What you will do = Find every line in the records below that holds the word "between", and copy each one.

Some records

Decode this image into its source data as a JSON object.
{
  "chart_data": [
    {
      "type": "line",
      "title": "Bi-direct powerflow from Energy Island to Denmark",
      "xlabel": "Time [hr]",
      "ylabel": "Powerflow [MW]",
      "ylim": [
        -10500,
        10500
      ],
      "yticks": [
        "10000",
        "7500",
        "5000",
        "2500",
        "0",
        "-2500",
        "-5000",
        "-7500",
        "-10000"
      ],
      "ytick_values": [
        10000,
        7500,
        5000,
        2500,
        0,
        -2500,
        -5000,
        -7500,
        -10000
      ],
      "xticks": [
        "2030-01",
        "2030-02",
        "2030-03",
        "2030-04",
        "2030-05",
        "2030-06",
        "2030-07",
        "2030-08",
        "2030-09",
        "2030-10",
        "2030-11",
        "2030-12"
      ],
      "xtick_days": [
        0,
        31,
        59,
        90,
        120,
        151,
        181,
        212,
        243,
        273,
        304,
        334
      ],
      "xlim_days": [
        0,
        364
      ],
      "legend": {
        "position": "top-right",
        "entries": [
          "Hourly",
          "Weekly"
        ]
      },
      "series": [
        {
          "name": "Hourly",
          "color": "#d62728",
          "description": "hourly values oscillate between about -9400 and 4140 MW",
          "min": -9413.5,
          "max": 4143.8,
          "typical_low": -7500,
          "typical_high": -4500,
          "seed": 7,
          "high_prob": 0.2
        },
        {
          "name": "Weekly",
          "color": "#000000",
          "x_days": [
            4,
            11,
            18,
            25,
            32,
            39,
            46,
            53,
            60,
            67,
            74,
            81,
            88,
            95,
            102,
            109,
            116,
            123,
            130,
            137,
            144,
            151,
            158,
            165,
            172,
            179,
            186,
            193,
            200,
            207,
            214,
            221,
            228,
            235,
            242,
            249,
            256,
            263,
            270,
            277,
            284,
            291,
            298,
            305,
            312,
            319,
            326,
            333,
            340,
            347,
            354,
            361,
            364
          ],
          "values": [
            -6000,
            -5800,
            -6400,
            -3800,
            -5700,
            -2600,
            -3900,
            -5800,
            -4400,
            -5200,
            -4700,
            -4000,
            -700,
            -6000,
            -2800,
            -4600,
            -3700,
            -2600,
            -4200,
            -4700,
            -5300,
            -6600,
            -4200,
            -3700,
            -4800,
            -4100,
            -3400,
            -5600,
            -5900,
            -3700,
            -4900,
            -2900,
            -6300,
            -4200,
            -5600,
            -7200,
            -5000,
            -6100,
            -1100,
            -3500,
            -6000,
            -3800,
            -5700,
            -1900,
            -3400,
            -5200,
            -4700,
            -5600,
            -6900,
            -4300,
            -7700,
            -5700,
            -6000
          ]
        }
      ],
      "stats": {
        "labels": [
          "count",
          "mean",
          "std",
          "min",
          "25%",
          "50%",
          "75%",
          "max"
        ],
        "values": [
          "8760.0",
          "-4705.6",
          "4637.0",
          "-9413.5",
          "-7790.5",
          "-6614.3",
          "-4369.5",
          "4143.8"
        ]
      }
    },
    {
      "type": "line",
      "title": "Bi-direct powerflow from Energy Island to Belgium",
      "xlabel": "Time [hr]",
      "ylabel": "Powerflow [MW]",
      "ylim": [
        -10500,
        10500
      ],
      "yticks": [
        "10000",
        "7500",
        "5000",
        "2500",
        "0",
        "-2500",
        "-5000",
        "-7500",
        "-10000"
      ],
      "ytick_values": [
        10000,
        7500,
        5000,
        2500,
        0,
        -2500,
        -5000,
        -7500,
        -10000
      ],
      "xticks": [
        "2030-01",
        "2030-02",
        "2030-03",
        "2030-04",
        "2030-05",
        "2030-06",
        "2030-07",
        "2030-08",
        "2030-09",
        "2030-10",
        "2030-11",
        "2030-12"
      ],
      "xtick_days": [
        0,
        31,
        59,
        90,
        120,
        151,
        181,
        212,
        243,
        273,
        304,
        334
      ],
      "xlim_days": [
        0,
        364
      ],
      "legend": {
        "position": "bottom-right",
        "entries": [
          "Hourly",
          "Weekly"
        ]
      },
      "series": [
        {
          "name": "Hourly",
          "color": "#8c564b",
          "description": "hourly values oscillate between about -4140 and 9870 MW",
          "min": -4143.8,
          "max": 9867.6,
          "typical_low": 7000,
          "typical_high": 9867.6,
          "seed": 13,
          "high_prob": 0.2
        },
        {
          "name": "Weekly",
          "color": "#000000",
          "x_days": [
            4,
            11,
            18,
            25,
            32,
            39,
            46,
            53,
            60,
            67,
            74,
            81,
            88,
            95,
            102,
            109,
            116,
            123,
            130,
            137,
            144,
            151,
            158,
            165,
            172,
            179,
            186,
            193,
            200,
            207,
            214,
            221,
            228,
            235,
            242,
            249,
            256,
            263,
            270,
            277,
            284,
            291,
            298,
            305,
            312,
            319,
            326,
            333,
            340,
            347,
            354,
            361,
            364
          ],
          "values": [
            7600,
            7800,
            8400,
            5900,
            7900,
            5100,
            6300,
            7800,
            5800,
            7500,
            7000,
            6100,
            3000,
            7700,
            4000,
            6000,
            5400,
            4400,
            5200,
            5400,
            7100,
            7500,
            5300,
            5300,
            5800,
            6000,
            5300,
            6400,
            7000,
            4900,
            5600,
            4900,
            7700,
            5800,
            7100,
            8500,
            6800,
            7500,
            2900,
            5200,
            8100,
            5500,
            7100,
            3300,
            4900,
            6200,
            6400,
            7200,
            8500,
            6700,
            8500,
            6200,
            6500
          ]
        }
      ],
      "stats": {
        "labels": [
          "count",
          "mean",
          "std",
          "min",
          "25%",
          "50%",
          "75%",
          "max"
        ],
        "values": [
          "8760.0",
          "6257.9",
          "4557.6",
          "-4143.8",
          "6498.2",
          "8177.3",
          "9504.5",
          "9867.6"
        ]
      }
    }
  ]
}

Completed exercise =
          "description": "hourly values oscillate between about -9400 and 4140 MW",
          "description": "hourly values oscillate between about -4140 and 9870 MW",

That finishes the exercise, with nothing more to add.